Problem to solve:
Write out the material exactly. Do not include the pictures.

··· Records shown ···

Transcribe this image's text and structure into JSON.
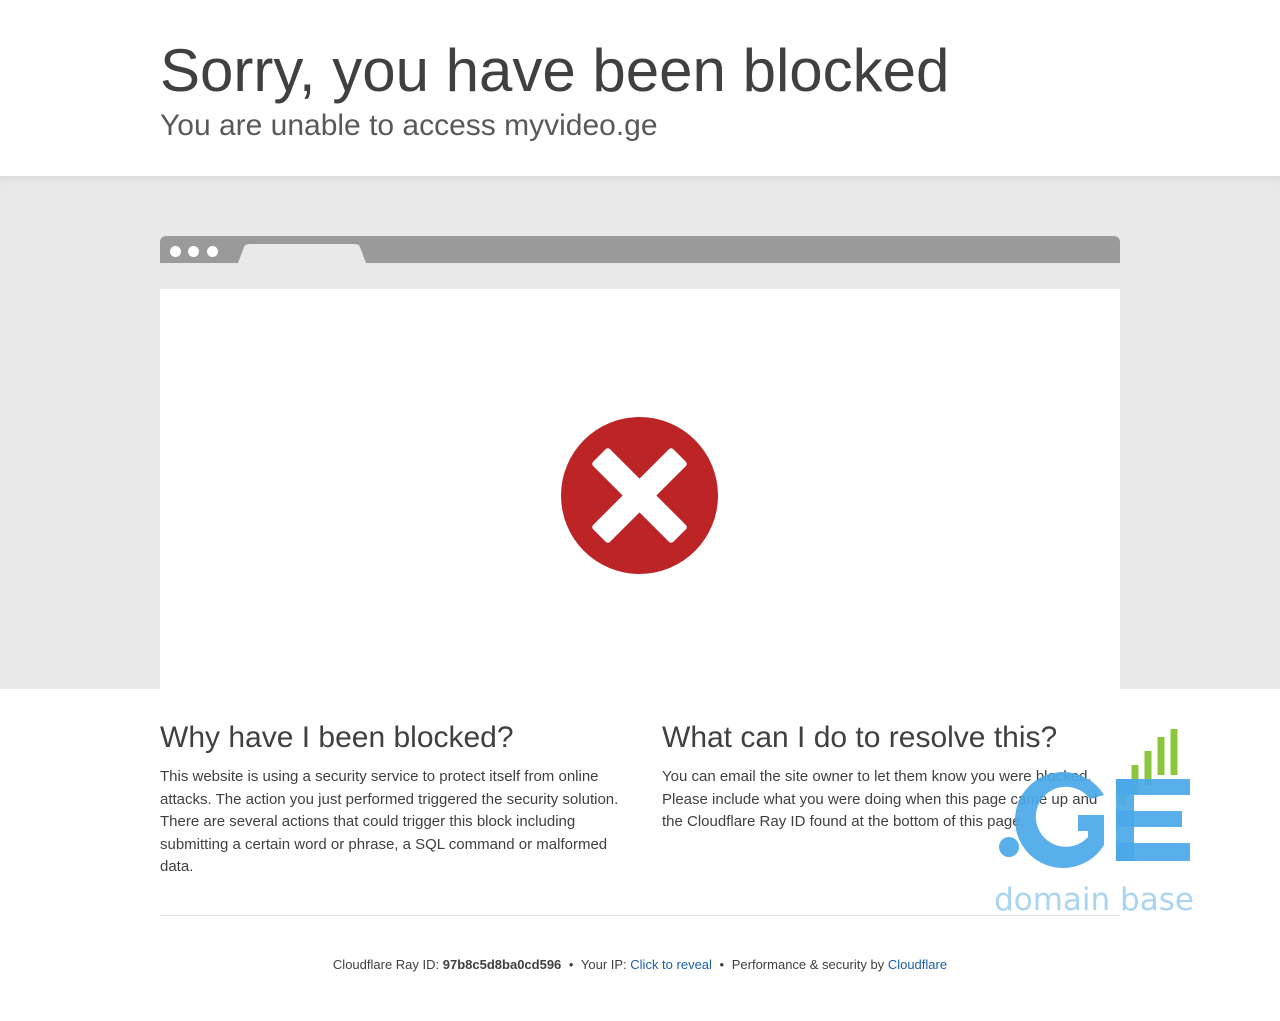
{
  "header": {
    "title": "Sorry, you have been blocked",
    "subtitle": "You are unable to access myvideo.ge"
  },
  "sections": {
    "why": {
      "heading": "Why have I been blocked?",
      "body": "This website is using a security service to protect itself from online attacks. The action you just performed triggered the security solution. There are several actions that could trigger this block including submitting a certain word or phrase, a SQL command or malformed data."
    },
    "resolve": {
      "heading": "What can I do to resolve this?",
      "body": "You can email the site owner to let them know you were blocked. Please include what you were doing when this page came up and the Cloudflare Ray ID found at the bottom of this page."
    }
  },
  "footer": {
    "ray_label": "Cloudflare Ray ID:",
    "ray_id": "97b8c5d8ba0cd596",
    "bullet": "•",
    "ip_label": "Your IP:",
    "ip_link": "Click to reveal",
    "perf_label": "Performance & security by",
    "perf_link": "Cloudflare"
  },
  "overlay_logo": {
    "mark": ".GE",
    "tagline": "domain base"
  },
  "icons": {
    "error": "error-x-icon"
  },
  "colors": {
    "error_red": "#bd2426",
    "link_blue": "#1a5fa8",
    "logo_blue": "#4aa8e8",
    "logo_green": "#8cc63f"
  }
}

···

Correct response:
Transcribe this image's text and structure into JSON.
{
  "header": {
    "title": "Sorry, you have been blocked",
    "subtitle": "You are unable to access myvideo.ge"
  },
  "sections": {
    "why": {
      "heading": "Why have I been blocked?",
      "body": "This website is using a security service to protect itself from online attacks. The action you just performed triggered the security solution. There are several actions that could trigger this block including submitting a certain word or phrase, a SQL command or malformed data."
    },
    "resolve": {
      "heading": "What can I do to resolve this?",
      "body": "You can email the site owner to let them know you were blocked. Please include what you were doing when this page came up and the Cloudflare Ray ID found at the bottom of this page."
    }
  },
  "footer": {
    "ray_label": "Cloudflare Ray ID:",
    "ray_id": "97b8c5d8ba0cd596",
    "bullet": "•",
    "ip_label": "Your IP:",
    "ip_link": "Click to reveal",
    "perf_label": "Performance & security by",
    "perf_link": "Cloudflare"
  },
  "overlay_logo": {
    "mark": ".GE",
    "tagline": "domain base"
  },
  "icons": {
    "error": "error-x-icon"
  },
  "colors": {
    "error_red": "#bd2426",
    "link_blue": "#1a5fa8",
    "logo_blue": "#4aa8e8",
    "logo_green": "#8cc63f"
  }
}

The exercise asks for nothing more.